Publié le 1er octobre 2025 à 14h23. De troublants messages échangés par un gourou autoproclamé de Delhi avec des étudiantes, incluant des avances sexuelles, ont été révélés alors qu’une enquête pour agression sexuelle est en cours. L’homme a été placé en détention provisoire par un tribunal de Delhi.
- Des captures d’écran de conversations WhatsApp révèlent des propos à caractère sexuel et des demandes explicites de la part de Chaitanyananda Saraswati.
- La police a découvert que l’accusé prenait des photos secrètes des étudiantes et du personnel, et utilisait une application de surveillance.
- Trois collaboratrices de Saraswati, dont une ancienne directrice de l’institut, sont également soupçonnées d’avoir intimidé des victimes et effacé des preuves.
L’affaire secoue un institut de gestion de Delhi après l’arrestation de Chaitanyananda Saraswati, un gourou autoproclamé, accusé de harcèlement et d’agression sexuelle sur au moins 17 étudiantes. Placé en détention provisoire de cinq jours dimanche par un tribunal de la capitale indienne, l’homme fait l’objet d’une enquête approfondie.
Des captures d’écran de conversations WhatsApp, obtenues par les enquêteurs, révèlent des échanges troublants. Dans l’un d’eux, Saraswati s’adresse à une jeune femme en l’appelant sa « bien-aimée poupée ».

- Travail demandé:
- 1) Renvoyez tel quel, dans l'article sur Chaitanyananda Saraswati, le passage qui s'ouvre sur les mots contenant « - Des captures » et se clôt sur « de Chaitanyananda Saraswati. ».
- 2) Répondez à ces questions d'après l'article sur Chaitanyananda Saraswati :
(a) Combien de jours de détention provisoire le tribunal a-t-il ordonnés ?
(b) Combien de collaboratrices de Saraswati sont également soupçonnées ?
(c) Par quelle expression Saraswati désigne-t-il une jeune femme dans l'un des échanges ?

[Entrées enregistrées]
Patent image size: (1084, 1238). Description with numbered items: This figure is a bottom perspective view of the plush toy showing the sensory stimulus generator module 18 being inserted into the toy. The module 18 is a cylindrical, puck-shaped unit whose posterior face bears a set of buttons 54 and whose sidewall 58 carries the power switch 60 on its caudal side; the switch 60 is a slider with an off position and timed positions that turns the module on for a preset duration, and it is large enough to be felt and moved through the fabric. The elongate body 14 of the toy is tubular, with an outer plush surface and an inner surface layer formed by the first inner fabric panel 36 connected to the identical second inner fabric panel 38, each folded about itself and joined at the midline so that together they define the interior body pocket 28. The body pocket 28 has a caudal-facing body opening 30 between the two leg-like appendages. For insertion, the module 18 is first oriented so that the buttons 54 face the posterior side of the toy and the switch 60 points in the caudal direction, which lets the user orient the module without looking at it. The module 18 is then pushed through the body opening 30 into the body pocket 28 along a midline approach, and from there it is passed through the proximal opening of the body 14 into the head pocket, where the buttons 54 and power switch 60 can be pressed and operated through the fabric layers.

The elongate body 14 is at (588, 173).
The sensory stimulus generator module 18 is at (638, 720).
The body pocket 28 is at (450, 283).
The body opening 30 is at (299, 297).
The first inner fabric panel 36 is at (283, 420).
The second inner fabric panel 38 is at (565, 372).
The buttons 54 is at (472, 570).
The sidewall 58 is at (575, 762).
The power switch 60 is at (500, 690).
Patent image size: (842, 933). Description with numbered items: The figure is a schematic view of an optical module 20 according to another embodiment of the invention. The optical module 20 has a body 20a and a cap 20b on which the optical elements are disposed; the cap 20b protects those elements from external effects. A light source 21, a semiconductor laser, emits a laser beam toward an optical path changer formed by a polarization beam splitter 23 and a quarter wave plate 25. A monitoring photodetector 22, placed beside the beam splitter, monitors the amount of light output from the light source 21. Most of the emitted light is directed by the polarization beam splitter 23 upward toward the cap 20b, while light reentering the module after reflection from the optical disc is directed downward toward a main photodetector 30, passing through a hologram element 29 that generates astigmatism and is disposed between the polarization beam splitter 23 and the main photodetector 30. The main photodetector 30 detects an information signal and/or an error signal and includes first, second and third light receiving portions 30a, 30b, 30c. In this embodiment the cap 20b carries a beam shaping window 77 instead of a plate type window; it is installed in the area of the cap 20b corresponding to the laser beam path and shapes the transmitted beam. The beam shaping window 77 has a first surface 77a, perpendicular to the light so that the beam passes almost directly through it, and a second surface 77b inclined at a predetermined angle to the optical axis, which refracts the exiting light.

- Réponses par consigne:
- 1)
- Des captures d’écran de conversations WhatsApp révèlent des propos à caractère sexuel et des demandes explicites de la part de Chaitanyananda Saraswati.

- 2)
(a) Cinq jours.
(b) Trois.
(c) « bien-aimée poupée ».